Records:
==*==

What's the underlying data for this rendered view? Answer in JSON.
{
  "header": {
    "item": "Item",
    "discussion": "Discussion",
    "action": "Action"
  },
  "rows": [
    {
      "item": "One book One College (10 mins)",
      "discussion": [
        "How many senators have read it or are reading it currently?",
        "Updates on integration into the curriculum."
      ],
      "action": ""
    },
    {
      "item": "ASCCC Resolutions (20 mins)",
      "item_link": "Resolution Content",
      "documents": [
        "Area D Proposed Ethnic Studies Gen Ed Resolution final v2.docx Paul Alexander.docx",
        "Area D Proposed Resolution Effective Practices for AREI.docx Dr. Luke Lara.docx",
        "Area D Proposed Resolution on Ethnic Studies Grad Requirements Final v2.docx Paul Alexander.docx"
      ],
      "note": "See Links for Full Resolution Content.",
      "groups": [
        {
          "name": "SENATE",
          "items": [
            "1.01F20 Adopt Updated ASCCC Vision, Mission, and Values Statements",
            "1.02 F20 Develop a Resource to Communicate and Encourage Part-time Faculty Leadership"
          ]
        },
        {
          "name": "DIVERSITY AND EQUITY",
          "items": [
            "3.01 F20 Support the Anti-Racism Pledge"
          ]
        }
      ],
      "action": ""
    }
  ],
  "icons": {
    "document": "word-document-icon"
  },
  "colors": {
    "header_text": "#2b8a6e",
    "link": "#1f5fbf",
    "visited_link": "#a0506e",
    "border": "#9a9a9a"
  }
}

==*==

Exercise task -> Output the whole listing above again, word for word.

Result of the task ->
What's the underlying data for this rendered view? Answer in JSON.
{
  "header": {
    "item": "Item",
    "discussion": "Discussion",
    "action": "Action"
  },
  "rows": [
    {
      "item": "One book One College (10 mins)",
      "discussion": [
        "How many senators have read it or are reading it currently?",
        "Updates on integration into the curriculum."
      ],
      "action": ""
    },
    {
      "item": "ASCCC Resolutions (20 mins)",
      "item_link": "Resolution Content",
      "documents": [
        "Area D Proposed Ethnic Studies Gen Ed Resolution final v2.docx Paul Alexander.docx",
        "Area D Proposed Resolution Effective Practices for AREI.docx Dr. Luke Lara.docx",
        "Area D Proposed Resolution on Ethnic Studies Grad Requirements Final v2.docx Paul Alexander.docx"
      ],
      "note": "See Links for Full Resolution Content.",
      "groups": [
        {
          "name": "SENATE",
          "items": [
            "1.01F20 Adopt Updated ASCCC Vision, Mission, and Values Statements",
            "1.02 F20 Develop a Resource to Communicate and Encourage Part-time Faculty Leadership"
          ]
        },
        {
          "name": "DIVERSITY AND EQUITY",
          "items": [
            "3.01 F20 Support the Anti-Racism Pledge"
          ]
        }
      ],
      "action": ""
    }
  ],
  "icons": {
    "document": "word-document-icon"
  },
  "colors": {
    "header_text": "#2b8a6e",
    "link": "#1f5fbf",
    "visited_link": "#a0506e",
    "border": "#9a9a9a"
  }
}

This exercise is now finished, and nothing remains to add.